• [YOUR INSTRUCTIONS]: Print the entries below word for word; the pictures stay out of your copy.

• [Collected data]:
* * * * *
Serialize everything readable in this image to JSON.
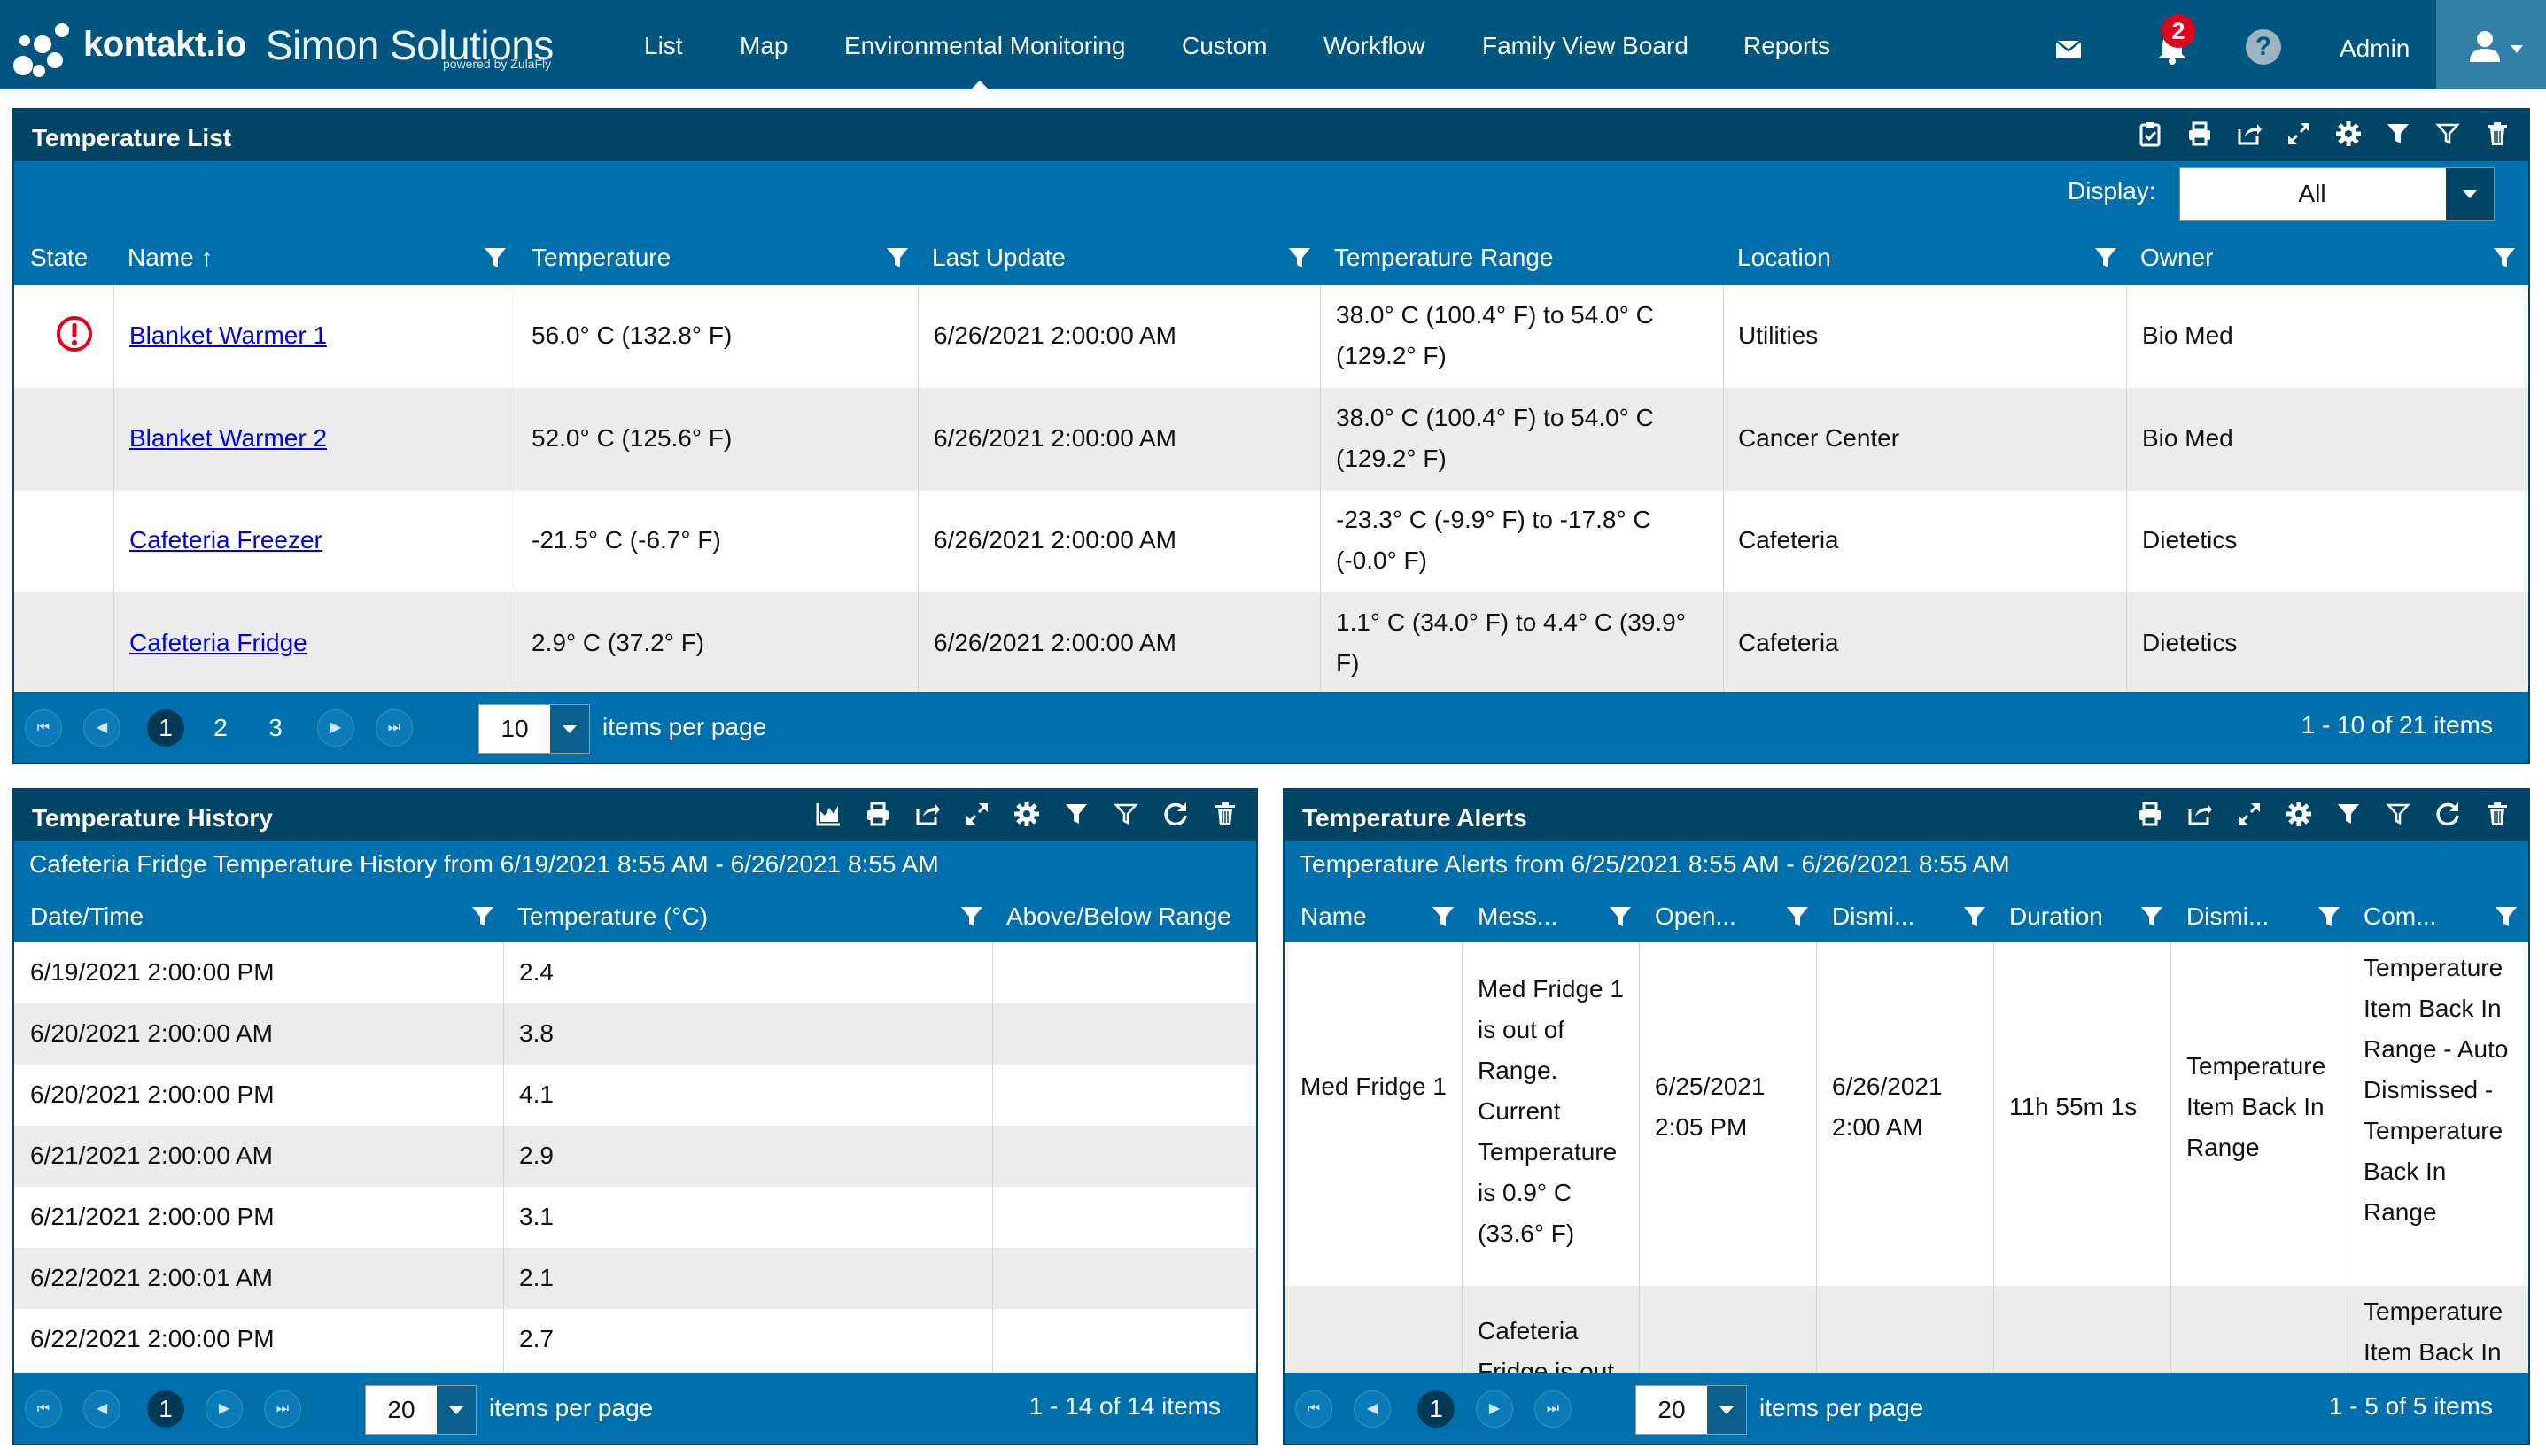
{
  "app": {
    "logo_text": "kontakt.io",
    "brand": "Simon Solutions",
    "brand_sub": "powered by ZulaFly",
    "nav": [
      "List",
      "Map",
      "Environmental Monitoring",
      "Custom",
      "Workflow",
      "Family View Board",
      "Reports"
    ],
    "active_nav": "Environmental Monitoring",
    "notification_count": "2",
    "help_glyph": "?",
    "user_label": "Admin",
    "icons": [
      "logo-icon",
      "mail-icon",
      "bell-icon",
      "help-icon",
      "user-icon"
    ]
  },
  "colors": {
    "navbar": "#00567f",
    "panel_header": "#004566",
    "accent_bar": "#0070ac",
    "alert": "#e2001a",
    "link": "#0000ee"
  },
  "temperature_list": {
    "title": "Temperature List",
    "display_label": "Display:",
    "display_value": "All",
    "columns": [
      "State",
      "Name ↑",
      "Temperature",
      "Last Update",
      "Temperature Range",
      "Location",
      "Owner"
    ],
    "rows": [
      {
        "state": "alert",
        "name": "Blanket Warmer 1",
        "temperature": "56.0° C (132.8° F)",
        "last_update": "6/26/2021 2:00:00 AM",
        "range": "38.0° C (100.4° F) to 54.0° C (129.2° F)",
        "location": "Utilities",
        "owner": "Bio Med"
      },
      {
        "state": "",
        "name": "Blanket Warmer 2",
        "temperature": "52.0° C (125.6° F)",
        "last_update": "6/26/2021 2:00:00 AM",
        "range": "38.0° C (100.4° F) to 54.0° C (129.2° F)",
        "location": "Cancer Center",
        "owner": "Bio Med"
      },
      {
        "state": "",
        "name": "Cafeteria Freezer",
        "temperature": "-21.5° C (-6.7° F)",
        "last_update": "6/26/2021 2:00:00 AM",
        "range": "-23.3° C (-9.9° F) to -17.8° C (-0.0° F)",
        "location": "Cafeteria",
        "owner": "Dietetics"
      },
      {
        "state": "",
        "name": "Cafeteria Fridge",
        "temperature": "2.9° C (37.2° F)",
        "last_update": "6/26/2021 2:00:00 AM",
        "range": "1.1° C (34.0° F) to 4.4° C (39.9° F)",
        "location": "Cafeteria",
        "owner": "Dietetics"
      }
    ],
    "pager": {
      "pages": [
        "1",
        "2",
        "3"
      ],
      "current": "1",
      "page_size": "10",
      "per_page_label": "items per page",
      "info": "1 - 10 of 21 items"
    }
  },
  "temperature_history": {
    "title": "Temperature History",
    "subtitle": "Cafeteria Fridge Temperature History from 6/19/2021 8:55 AM - 6/26/2021 8:55 AM",
    "columns": [
      "Date/Time",
      "Temperature (°C)",
      "Above/Below Range"
    ],
    "rows": [
      {
        "datetime": "6/19/2021 2:00:00 PM",
        "temperature": "2.4",
        "range": ""
      },
      {
        "datetime": "6/20/2021 2:00:00 AM",
        "temperature": "3.8",
        "range": ""
      },
      {
        "datetime": "6/20/2021 2:00:00 PM",
        "temperature": "4.1",
        "range": ""
      },
      {
        "datetime": "6/21/2021 2:00:00 AM",
        "temperature": "2.9",
        "range": ""
      },
      {
        "datetime": "6/21/2021 2:00:00 PM",
        "temperature": "3.1",
        "range": ""
      },
      {
        "datetime": "6/22/2021 2:00:01 AM",
        "temperature": "2.1",
        "range": ""
      },
      {
        "datetime": "6/22/2021 2:00:00 PM",
        "temperature": "2.7",
        "range": ""
      }
    ],
    "pager": {
      "pages": [
        "1"
      ],
      "current": "1",
      "page_size": "20",
      "per_page_label": "items per page",
      "info": "1 - 14 of 14 items"
    }
  },
  "temperature_alerts": {
    "title": "Temperature Alerts",
    "subtitle": "Temperature Alerts from 6/25/2021 8:55 AM - 6/26/2021 8:55 AM",
    "columns": [
      "Name",
      "Mess...",
      "Open...",
      "Dismi...",
      "Duration",
      "Dismi...",
      "Com..."
    ],
    "rows": [
      {
        "name": "Med Fridge 1",
        "message": "Med Fridge 1 is out of Range. Current Temperature is 0.9° C (33.6° F)",
        "opened": "6/25/2021 2:05 PM",
        "dismissed": "6/26/2021 2:00 AM",
        "duration": "11h 55m 1s",
        "dismissed_by": "Temperature Item Back In Range",
        "comment": "Temperature Item Back In Range - Auto Dismissed - Temperature Back In Range"
      },
      {
        "name": "",
        "message": "Cafeteria Fridge is out",
        "opened": "",
        "dismissed": "",
        "duration": "",
        "dismissed_by": "",
        "comment": "Temperature Item Back In"
      }
    ],
    "pager": {
      "pages": [
        "1"
      ],
      "current": "1",
      "page_size": "20",
      "per_page_label": "items per page",
      "info": "1 - 5 of 5 items"
    }
  }
}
* * * * *
• [SOLUTION FOR THIS PROBLEM]:
Serialize everything readable in this image to JSON.
{
  "app": {
    "logo_text": "kontakt.io",
    "brand": "Simon Solutions",
    "brand_sub": "powered by ZulaFly",
    "nav": [
      "List",
      "Map",
      "Environmental Monitoring",
      "Custom",
      "Workflow",
      "Family View Board",
      "Reports"
    ],
    "active_nav": "Environmental Monitoring",
    "notification_count": "2",
    "help_glyph": "?",
    "user_label": "Admin",
    "icons": [
      "logo-icon",
      "mail-icon",
      "bell-icon",
      "help-icon",
      "user-icon"
    ]
  },
  "colors": {
    "navbar": "#00567f",
    "panel_header": "#004566",
    "accent_bar": "#0070ac",
    "alert": "#e2001a",
    "link": "#0000ee"
  },
  "temperature_list": {
    "title": "Temperature List",
    "display_label": "Display:",
    "display_value": "All",
    "columns": [
      "State",
      "Name ↑",
      "Temperature",
      "Last Update",
      "Temperature Range",
      "Location",
      "Owner"
    ],
    "rows": [
      {
        "state": "alert",
        "name": "Blanket Warmer 1",
        "temperature": "56.0° C (132.8° F)",
        "last_update": "6/26/2021 2:00:00 AM",
        "range": "38.0° C (100.4° F) to 54.0° C (129.2° F)",
        "location": "Utilities",
        "owner": "Bio Med"
      },
      {
        "state": "",
        "name": "Blanket Warmer 2",
        "temperature": "52.0° C (125.6° F)",
        "last_update": "6/26/2021 2:00:00 AM",
        "range": "38.0° C (100.4° F) to 54.0° C (129.2° F)",
        "location": "Cancer Center",
        "owner": "Bio Med"
      },
      {
        "state": "",
        "name": "Cafeteria Freezer",
        "temperature": "-21.5° C (-6.7° F)",
        "last_update": "6/26/2021 2:00:00 AM",
        "range": "-23.3° C (-9.9° F) to -17.8° C (-0.0° F)",
        "location": "Cafeteria",
        "owner": "Dietetics"
      },
      {
        "state": "",
        "name": "Cafeteria Fridge",
        "temperature": "2.9° C (37.2° F)",
        "last_update": "6/26/2021 2:00:00 AM",
        "range": "1.1° C (34.0° F) to 4.4° C (39.9° F)",
        "location": "Cafeteria",
        "owner": "Dietetics"
      }
    ],
    "pager": {
      "pages": [
        "1",
        "2",
        "3"
      ],
      "current": "1",
      "page_size": "10",
      "per_page_label": "items per page",
      "info": "1 - 10 of 21 items"
    }
  },
  "temperature_history": {
    "title": "Temperature History",
    "subtitle": "Cafeteria Fridge Temperature History from 6/19/2021 8:55 AM - 6/26/2021 8:55 AM",
    "columns": [
      "Date/Time",
      "Temperature (°C)",
      "Above/Below Range"
    ],
    "rows": [
      {
        "datetime": "6/19/2021 2:00:00 PM",
        "temperature": "2.4",
        "range": ""
      },
      {
        "datetime": "6/20/2021 2:00:00 AM",
        "temperature": "3.8",
        "range": ""
      },
      {
        "datetime": "6/20/2021 2:00:00 PM",
        "temperature": "4.1",
        "range": ""
      },
      {
        "datetime": "6/21/2021 2:00:00 AM",
        "temperature": "2.9",
        "range": ""
      },
      {
        "datetime": "6/21/2021 2:00:00 PM",
        "temperature": "3.1",
        "range": ""
      },
      {
        "datetime": "6/22/2021 2:00:01 AM",
        "temperature": "2.1",
        "range": ""
      },
      {
        "datetime": "6/22/2021 2:00:00 PM",
        "temperature": "2.7",
        "range": ""
      }
    ],
    "pager": {
      "pages": [
        "1"
      ],
      "current": "1",
      "page_size": "20",
      "per_page_label": "items per page",
      "info": "1 - 14 of 14 items"
    }
  },
  "temperature_alerts": {
    "title": "Temperature Alerts",
    "subtitle": "Temperature Alerts from 6/25/2021 8:55 AM - 6/26/2021 8:55 AM",
    "columns": [
      "Name",
      "Mess...",
      "Open...",
      "Dismi...",
      "Duration",
      "Dismi...",
      "Com..."
    ],
    "rows": [
      {
        "name": "Med Fridge 1",
        "message": "Med Fridge 1 is out of Range. Current Temperature is 0.9° C (33.6° F)",
        "opened": "6/25/2021 2:05 PM",
        "dismissed": "6/26/2021 2:00 AM",
        "duration": "11h 55m 1s",
        "dismissed_by": "Temperature Item Back In Range",
        "comment": "Temperature Item Back In Range - Auto Dismissed - Temperature Back In Range"
      },
      {
        "name": "",
        "message": "Cafeteria Fridge is out",
        "opened": "",
        "dismissed": "",
        "duration": "",
        "dismissed_by": "",
        "comment": "Temperature Item Back In"
      }
    ],
    "pager": {
      "pages": [
        "1"
      ],
      "current": "1",
      "page_size": "20",
      "per_page_label": "items per page",
      "info": "1 - 5 of 5 items"
    }
  }
}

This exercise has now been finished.